▶ _RECORDS SUPPLIED_:
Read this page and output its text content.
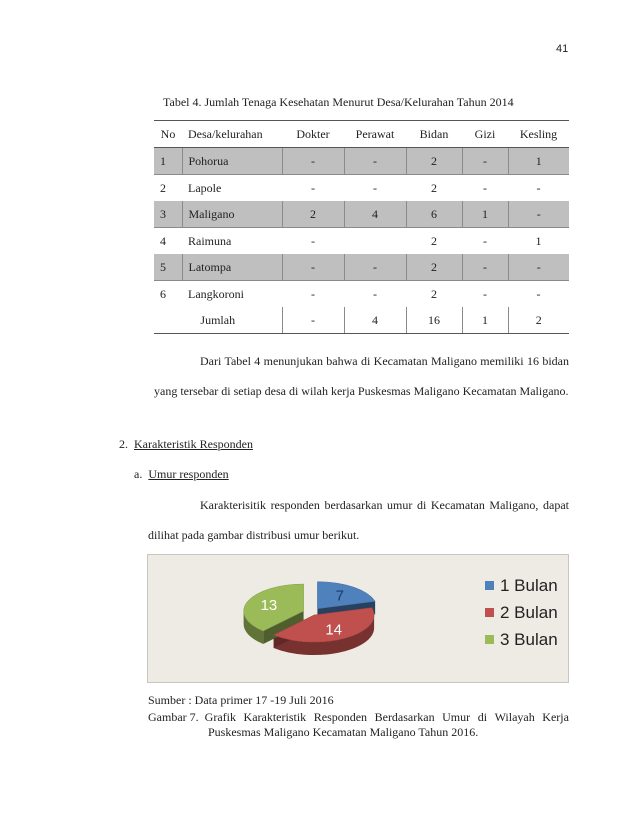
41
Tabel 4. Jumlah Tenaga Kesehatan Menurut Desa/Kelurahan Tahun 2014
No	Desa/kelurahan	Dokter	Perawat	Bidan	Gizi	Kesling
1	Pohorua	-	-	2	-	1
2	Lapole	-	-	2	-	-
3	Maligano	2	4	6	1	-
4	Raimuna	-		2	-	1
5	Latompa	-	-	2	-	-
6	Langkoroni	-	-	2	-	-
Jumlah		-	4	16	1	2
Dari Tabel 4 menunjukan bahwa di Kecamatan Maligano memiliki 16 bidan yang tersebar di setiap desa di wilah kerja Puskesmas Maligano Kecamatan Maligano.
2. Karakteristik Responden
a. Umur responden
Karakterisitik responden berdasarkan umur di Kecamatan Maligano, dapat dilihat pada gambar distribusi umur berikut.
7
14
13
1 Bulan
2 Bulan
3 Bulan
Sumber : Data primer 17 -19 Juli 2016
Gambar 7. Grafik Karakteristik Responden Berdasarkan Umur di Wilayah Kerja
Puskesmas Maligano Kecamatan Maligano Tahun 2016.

▶ _TASK INSTRUCTIONS_:
Copy all of the entries verbatim, leaving out any pictures they contain.

▶ _WRITTEN REPLY_:
Read this page and output its text content.
41
Tabel 4. Jumlah Tenaga Kesehatan Menurut Desa/Kelurahan Tahun 2014
No	Desa/kelurahan	Dokter	Perawat	Bidan	Gizi	Kesling
1	Pohorua	-	-	2	-	1
2	Lapole	-	-	2	-	-
3	Maligano	2	4	6	1	-
4	Raimuna	-		2	-	1
5	Latompa	-	-	2	-	-
6	Langkoroni	-	-	2	-	-
Jumlah		-	4	16	1	2
Dari Tabel 4 menunjukan bahwa di Kecamatan Maligano memiliki 16 bidan yang tersebar di setiap desa di wilah kerja Puskesmas Maligano Kecamatan Maligano.
2. Karakteristik Responden
a. Umur responden
Karakterisitik responden berdasarkan umur di Kecamatan Maligano, dapat dilihat pada gambar distribusi umur berikut.
7
14
13
1 Bulan
2 Bulan
3 Bulan
Sumber : Data primer 17 -19 Juli 2016
Gambar 7. Grafik Karakteristik Responden Berdasarkan Umur di Wilayah Kerja
Puskesmas Maligano Kecamatan Maligano Tahun 2016.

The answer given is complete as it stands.